Records from a data collection

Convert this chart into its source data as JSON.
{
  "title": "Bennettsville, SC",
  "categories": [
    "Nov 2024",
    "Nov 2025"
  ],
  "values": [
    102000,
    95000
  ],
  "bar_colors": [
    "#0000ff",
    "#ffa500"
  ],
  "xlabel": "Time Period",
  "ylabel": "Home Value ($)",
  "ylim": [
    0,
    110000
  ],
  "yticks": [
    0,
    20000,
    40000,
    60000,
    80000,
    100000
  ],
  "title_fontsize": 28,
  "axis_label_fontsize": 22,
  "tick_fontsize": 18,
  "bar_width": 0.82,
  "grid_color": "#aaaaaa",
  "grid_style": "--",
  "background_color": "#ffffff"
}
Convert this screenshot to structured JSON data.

* * *

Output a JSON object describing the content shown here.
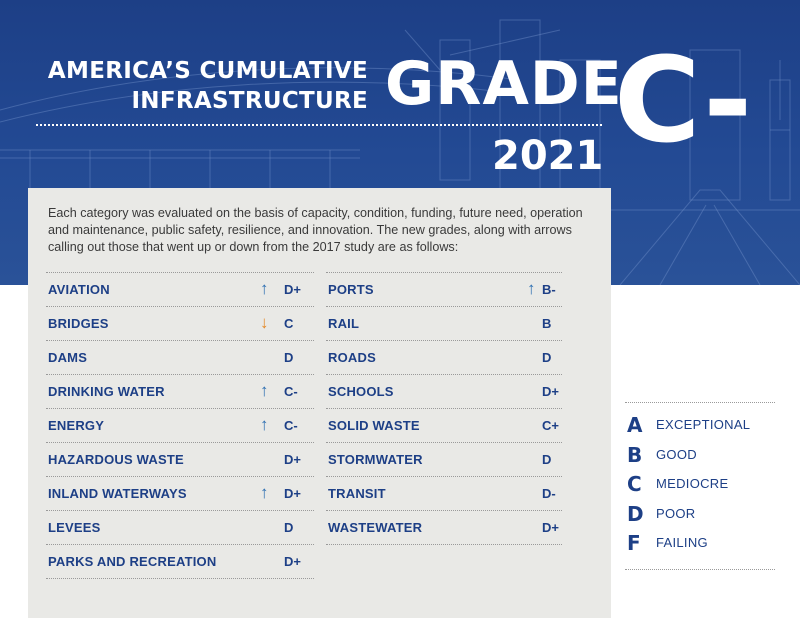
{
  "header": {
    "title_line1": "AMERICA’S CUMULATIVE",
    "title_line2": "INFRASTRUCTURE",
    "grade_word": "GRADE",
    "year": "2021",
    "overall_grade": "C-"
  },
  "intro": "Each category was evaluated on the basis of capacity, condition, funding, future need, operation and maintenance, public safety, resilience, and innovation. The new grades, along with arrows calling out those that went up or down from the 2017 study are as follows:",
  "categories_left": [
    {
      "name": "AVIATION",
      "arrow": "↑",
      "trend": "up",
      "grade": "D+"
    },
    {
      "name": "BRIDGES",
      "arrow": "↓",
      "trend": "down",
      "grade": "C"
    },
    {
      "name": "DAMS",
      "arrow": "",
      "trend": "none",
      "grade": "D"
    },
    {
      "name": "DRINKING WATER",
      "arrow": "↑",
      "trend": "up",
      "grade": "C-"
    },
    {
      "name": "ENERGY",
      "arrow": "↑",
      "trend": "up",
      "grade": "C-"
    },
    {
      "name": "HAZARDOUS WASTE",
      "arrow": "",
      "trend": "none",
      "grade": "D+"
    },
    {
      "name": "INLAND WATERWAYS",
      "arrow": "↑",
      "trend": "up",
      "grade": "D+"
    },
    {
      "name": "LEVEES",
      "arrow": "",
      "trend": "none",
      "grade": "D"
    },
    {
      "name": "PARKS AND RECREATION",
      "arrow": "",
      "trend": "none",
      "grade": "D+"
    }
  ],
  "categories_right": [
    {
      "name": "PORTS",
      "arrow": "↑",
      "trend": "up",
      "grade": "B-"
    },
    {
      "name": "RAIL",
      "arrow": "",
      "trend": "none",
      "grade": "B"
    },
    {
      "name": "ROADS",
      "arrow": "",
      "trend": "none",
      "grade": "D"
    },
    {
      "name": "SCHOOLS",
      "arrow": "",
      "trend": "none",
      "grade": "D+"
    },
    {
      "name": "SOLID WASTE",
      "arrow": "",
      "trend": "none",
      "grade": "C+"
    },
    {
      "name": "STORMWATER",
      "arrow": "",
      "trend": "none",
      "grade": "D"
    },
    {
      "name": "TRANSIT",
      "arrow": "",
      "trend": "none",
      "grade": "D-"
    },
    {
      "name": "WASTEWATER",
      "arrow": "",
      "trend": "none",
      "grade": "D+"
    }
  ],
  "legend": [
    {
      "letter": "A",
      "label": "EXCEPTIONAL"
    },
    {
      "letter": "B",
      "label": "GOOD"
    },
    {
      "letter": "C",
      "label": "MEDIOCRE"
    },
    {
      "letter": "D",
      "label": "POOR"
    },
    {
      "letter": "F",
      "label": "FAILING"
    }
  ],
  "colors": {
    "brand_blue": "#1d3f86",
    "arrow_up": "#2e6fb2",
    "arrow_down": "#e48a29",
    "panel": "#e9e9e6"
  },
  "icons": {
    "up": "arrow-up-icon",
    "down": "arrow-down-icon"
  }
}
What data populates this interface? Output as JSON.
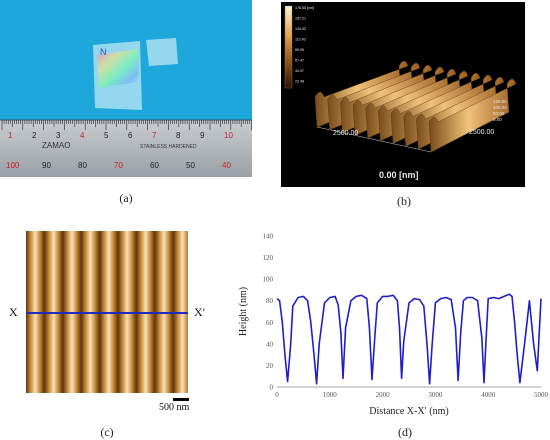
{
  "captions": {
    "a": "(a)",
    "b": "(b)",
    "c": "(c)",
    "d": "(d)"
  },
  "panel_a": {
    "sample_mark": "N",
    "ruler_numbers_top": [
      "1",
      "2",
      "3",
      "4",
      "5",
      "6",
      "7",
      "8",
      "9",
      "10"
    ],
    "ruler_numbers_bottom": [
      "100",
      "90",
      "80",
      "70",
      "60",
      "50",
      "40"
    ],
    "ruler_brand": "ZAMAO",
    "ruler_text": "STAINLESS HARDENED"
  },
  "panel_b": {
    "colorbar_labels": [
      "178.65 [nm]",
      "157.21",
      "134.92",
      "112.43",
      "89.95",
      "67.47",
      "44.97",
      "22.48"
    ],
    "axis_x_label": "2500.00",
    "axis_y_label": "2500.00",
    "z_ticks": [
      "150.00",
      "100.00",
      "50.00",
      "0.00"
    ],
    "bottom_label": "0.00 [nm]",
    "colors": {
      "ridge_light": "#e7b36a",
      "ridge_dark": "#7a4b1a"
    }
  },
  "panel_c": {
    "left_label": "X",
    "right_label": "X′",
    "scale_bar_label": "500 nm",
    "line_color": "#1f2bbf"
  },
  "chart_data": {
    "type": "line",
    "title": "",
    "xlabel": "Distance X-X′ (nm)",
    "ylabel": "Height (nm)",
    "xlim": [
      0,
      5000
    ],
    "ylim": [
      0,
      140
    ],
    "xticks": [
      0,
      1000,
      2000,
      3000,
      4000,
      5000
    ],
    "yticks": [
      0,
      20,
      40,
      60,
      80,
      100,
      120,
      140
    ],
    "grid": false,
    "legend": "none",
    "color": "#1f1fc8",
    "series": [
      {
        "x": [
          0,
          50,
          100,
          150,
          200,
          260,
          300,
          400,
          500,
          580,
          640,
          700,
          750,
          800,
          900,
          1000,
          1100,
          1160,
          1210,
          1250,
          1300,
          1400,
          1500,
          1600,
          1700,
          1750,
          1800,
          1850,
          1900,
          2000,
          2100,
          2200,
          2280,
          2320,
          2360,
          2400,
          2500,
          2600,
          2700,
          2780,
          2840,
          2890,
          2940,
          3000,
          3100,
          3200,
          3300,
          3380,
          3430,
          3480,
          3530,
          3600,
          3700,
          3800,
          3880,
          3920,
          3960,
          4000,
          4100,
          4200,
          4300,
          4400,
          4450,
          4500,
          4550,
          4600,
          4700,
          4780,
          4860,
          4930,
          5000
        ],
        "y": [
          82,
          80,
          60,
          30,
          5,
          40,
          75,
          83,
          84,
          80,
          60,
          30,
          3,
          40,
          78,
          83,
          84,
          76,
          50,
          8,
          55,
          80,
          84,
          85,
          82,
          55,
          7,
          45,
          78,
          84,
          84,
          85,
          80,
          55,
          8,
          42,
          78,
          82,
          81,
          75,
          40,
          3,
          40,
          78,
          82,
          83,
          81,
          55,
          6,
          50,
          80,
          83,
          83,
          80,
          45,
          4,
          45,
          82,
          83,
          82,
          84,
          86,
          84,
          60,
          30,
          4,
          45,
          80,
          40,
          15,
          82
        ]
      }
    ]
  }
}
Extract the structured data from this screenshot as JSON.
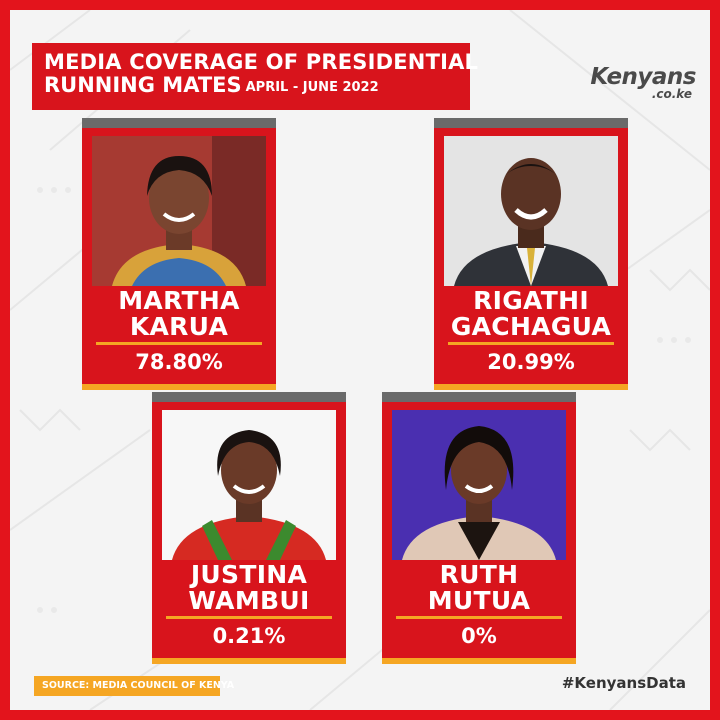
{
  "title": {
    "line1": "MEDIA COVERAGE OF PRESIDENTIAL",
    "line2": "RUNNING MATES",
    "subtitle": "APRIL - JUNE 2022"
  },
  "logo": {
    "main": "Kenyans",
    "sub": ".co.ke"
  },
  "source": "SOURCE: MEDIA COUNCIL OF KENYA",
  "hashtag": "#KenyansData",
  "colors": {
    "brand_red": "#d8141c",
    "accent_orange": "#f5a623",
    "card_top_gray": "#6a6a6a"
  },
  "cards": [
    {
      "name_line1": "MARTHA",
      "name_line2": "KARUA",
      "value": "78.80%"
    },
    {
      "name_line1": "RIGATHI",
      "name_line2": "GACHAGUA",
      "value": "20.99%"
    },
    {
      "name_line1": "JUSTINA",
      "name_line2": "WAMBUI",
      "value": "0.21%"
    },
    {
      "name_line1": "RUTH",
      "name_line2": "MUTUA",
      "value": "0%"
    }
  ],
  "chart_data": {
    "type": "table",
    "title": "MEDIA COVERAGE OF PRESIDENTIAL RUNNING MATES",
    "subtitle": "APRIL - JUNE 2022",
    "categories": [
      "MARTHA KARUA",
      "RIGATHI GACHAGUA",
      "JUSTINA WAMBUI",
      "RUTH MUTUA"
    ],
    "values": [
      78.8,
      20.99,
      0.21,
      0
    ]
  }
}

...

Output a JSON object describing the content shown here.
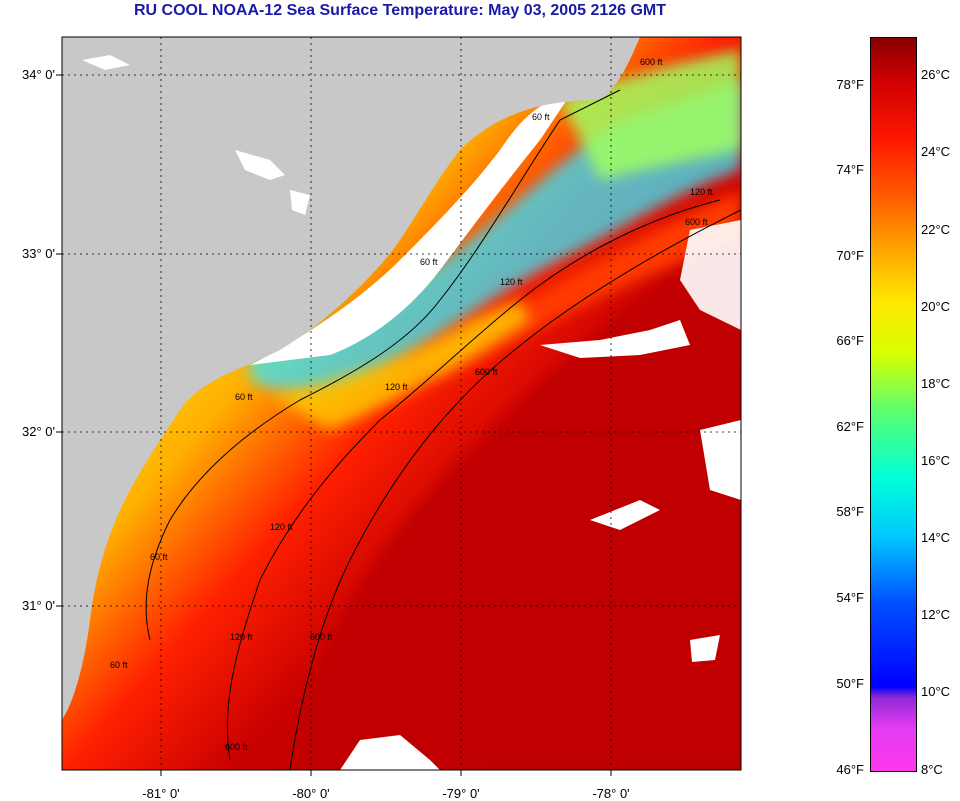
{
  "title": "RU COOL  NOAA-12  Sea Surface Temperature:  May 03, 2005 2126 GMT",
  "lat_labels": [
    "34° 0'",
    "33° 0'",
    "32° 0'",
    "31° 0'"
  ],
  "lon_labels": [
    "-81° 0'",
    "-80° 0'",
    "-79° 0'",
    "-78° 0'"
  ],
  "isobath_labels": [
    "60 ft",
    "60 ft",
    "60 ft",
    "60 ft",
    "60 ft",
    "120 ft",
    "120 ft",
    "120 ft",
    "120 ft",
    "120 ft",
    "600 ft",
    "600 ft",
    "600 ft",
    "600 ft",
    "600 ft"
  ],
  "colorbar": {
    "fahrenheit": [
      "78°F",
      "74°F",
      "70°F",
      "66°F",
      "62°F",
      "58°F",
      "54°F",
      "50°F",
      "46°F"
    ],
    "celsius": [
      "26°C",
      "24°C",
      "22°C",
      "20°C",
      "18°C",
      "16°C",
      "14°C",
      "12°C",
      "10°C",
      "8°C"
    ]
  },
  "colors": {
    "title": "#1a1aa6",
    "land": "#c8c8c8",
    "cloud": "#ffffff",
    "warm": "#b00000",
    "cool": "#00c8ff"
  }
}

[TASK REQUIREMENTS]
Using the entries above, repeat only the lines from the one containing "Convert this chart" through the one containing "Convert this screenshot", end lines included.

[WORKED SOLUTION]
Convert this chart into its source data as JSON.
{
  "title": "Bennettsville, SC",
  "categories": [
    "Nov 2024",
    "Nov 2025"
  ],
  "values": [
    102000,
    95000
  ],
  "bar_colors": [
    "#0000ff",
    "#ffa500"
  ],
  "xlabel": "Time Period",
  "ylabel": "Home Value ($)",
  "ylim": [
    0,
    110000
  ],
  "yticks": [
    0,
    20000,
    40000,
    60000,
    80000,
    100000
  ],
  "title_fontsize": 28,
  "axis_label_fontsize": 22,
  "tick_fontsize": 18,
  "bar_width": 0.82,
  "grid_color": "#aaaaaa",
  "grid_style": "--",
  "background_color": "#ffffff"
}
Convert this screenshot to structured JSON data.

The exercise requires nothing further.